BRIEF: Among the lines below, list those containing the string "korrigierbare".

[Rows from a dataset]
★ ★ ★ ★ ★

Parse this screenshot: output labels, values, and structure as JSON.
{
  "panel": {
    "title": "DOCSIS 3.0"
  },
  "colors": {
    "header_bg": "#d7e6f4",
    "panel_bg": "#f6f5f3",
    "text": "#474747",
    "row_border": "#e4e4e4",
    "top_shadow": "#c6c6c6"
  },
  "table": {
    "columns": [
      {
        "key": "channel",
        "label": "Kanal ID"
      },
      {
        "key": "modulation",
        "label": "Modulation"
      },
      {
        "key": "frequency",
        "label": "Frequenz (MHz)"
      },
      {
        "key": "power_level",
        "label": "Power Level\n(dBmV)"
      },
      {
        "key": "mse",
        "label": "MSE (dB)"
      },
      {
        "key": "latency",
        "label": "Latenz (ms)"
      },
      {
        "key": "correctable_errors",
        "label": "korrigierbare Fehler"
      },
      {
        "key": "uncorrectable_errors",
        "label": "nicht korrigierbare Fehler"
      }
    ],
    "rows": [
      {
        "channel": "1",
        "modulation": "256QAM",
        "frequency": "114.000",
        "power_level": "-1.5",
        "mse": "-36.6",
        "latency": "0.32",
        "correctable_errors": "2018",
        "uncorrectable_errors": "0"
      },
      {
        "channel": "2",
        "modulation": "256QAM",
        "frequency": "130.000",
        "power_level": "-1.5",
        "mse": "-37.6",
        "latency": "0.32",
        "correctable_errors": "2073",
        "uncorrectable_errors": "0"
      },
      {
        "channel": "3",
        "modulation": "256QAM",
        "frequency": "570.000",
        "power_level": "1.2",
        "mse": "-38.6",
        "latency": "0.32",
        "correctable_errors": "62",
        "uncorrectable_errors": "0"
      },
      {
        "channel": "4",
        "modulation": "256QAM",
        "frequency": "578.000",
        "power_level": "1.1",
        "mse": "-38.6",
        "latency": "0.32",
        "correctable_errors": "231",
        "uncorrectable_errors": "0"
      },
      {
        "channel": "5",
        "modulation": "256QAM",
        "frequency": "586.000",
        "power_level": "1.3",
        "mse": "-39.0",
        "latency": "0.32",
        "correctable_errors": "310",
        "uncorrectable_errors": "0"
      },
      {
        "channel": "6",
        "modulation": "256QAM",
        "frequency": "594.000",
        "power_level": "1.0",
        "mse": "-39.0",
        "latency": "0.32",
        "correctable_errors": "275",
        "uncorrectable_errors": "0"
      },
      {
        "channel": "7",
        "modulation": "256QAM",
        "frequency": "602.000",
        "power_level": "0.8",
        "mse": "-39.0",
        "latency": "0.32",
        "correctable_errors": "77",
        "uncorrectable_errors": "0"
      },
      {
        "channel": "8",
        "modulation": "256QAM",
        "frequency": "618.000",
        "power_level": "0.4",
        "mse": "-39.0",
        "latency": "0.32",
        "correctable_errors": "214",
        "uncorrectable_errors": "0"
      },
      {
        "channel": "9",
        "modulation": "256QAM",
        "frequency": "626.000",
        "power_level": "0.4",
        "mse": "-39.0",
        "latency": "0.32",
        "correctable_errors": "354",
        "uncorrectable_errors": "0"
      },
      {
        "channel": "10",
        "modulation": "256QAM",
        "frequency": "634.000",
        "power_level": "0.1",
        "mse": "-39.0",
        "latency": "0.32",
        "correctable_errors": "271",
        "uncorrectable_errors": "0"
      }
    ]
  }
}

★ ★ ★ ★ ★

OUTPUT OF THE EXERCISE:
        "label": "korrigierbare Fehler"
        "label": "nicht korrigierbare Fehler"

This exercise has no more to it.